**Entries taken from a collection**
━━━

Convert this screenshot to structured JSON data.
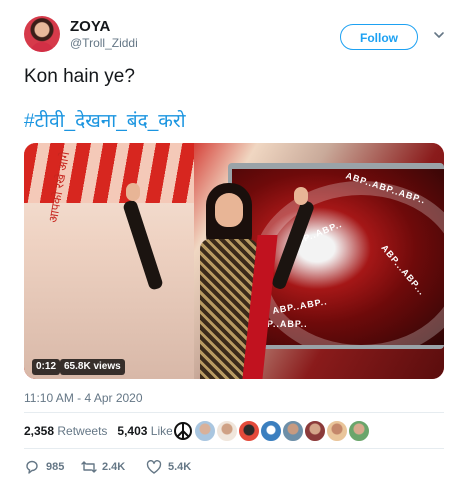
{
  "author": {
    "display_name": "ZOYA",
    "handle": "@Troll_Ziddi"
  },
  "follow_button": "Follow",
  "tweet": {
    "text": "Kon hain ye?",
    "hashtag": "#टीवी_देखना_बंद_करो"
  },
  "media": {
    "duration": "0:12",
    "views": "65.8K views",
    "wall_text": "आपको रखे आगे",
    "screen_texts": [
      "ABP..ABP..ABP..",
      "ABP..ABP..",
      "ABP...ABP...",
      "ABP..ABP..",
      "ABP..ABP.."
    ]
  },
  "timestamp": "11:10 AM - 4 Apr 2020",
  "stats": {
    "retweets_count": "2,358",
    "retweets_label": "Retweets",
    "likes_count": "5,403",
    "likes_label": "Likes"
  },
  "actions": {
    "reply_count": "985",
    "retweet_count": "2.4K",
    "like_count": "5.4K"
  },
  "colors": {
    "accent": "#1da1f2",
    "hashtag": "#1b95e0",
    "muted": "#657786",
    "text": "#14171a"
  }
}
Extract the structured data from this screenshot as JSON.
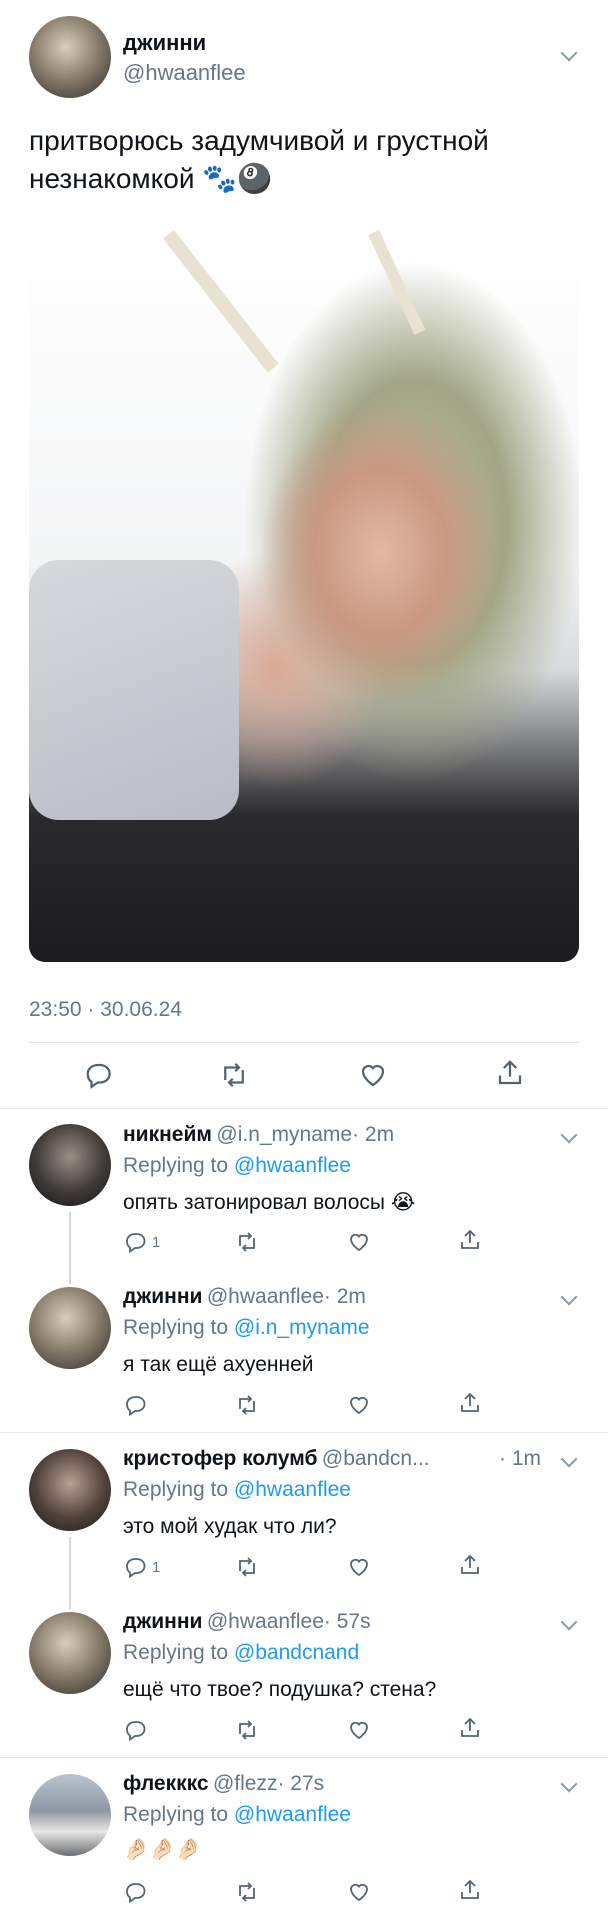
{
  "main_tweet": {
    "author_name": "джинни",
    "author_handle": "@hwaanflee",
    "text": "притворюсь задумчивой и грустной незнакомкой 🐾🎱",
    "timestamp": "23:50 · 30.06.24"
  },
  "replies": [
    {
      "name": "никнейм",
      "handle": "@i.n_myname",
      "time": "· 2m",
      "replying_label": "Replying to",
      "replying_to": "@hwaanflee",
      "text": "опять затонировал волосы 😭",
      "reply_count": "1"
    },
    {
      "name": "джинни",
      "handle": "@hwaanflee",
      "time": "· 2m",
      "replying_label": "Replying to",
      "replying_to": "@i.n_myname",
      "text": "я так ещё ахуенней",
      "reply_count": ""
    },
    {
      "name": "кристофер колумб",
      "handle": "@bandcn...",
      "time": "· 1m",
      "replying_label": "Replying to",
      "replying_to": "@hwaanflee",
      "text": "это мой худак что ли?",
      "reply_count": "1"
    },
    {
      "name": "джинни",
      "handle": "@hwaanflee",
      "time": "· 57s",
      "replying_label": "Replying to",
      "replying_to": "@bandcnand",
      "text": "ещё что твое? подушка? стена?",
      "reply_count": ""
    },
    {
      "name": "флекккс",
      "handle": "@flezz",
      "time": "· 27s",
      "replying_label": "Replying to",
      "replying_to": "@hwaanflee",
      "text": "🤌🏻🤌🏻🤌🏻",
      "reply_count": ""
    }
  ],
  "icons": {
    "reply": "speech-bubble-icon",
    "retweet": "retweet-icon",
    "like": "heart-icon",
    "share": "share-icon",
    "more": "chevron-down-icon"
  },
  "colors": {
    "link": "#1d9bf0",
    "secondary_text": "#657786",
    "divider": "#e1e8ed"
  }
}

━━━

**Written exercise**
Pick each line holding the word "screenshot" out of the data and copy it.

**In response**
Convert this screenshot to structured JSON data.
Extract the structured data from this screenshot as JSON.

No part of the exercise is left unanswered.